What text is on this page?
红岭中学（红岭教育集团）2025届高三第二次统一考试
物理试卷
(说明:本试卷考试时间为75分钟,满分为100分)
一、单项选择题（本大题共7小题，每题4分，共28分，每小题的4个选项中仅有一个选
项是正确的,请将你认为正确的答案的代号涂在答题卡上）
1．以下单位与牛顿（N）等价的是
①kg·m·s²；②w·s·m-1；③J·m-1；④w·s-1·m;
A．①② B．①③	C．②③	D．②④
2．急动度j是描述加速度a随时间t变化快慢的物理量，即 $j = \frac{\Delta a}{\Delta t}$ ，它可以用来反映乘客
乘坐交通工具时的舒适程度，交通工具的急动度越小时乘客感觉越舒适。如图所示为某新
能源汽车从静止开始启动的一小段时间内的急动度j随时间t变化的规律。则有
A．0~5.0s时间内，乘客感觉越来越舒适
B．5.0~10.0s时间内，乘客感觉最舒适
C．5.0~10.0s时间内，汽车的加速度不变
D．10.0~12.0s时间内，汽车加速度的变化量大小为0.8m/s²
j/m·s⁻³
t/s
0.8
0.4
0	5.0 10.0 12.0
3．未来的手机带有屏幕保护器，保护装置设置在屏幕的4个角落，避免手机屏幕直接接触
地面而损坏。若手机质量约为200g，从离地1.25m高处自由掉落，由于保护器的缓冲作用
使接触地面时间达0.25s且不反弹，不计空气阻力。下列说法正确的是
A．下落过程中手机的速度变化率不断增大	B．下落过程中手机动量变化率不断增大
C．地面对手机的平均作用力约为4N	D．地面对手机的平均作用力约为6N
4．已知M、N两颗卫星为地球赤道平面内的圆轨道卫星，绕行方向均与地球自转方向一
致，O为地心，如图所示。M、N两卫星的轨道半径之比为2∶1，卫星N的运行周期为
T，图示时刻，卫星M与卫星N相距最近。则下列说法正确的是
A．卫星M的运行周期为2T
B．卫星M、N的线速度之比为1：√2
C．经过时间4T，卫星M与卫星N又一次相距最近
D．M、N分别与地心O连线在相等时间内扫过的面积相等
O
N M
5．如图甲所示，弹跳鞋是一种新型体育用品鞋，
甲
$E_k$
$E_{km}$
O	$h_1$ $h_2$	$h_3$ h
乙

WORK TO DO: From the first line to the last, retype the data exactly.

RESULT FOR THIS TASK:
What text is on this page?
红岭中学（红岭教育集团）2025届高三第二次统一考试
物理试卷
(说明:本试卷考试时间为75分钟,满分为100分)
一、单项选择题（本大题共7小题，每题4分，共28分，每小题的4个选项中仅有一个选
项是正确的,请将你认为正确的答案的代号涂在答题卡上）
1．以下单位与牛顿（N）等价的是
①kg·m·s²；②w·s·m-1；③J·m-1；④w·s-1·m;
A．①② B．①③	C．②③	D．②④
2．急动度j是描述加速度a随时间t变化快慢的物理量，即 $j = \frac{\Delta a}{\Delta t}$ ，它可以用来反映乘客
乘坐交通工具时的舒适程度，交通工具的急动度越小时乘客感觉越舒适。如图所示为某新
能源汽车从静止开始启动的一小段时间内的急动度j随时间t变化的规律。则有
A．0~5.0s时间内，乘客感觉越来越舒适
B．5.0~10.0s时间内，乘客感觉最舒适
C．5.0~10.0s时间内，汽车的加速度不变
D．10.0~12.0s时间内，汽车加速度的变化量大小为0.8m/s²
j/m·s⁻³
t/s
0.8
0.4
0	5.0 10.0 12.0
3．未来的手机带有屏幕保护器，保护装置设置在屏幕的4个角落，避免手机屏幕直接接触
地面而损坏。若手机质量约为200g，从离地1.25m高处自由掉落，由于保护器的缓冲作用
使接触地面时间达0.25s且不反弹，不计空气阻力。下列说法正确的是
A．下落过程中手机的速度变化率不断增大	B．下落过程中手机动量变化率不断增大
C．地面对手机的平均作用力约为4N	D．地面对手机的平均作用力约为6N
4．已知M、N两颗卫星为地球赤道平面内的圆轨道卫星，绕行方向均与地球自转方向一
致，O为地心，如图所示。M、N两卫星的轨道半径之比为2∶1，卫星N的运行周期为
T，图示时刻，卫星M与卫星N相距最近。则下列说法正确的是
A．卫星M的运行周期为2T
B．卫星M、N的线速度之比为1：√2
C．经过时间4T，卫星M与卫星N又一次相距最近
D．M、N分别与地心O连线在相等时间内扫过的面积相等
O
N M
5．如图甲所示，弹跳鞋是一种新型体育用品鞋，
甲
$E_k$
$E_{km}$
O	$h_1$ $h_2$	$h_3$ h
乙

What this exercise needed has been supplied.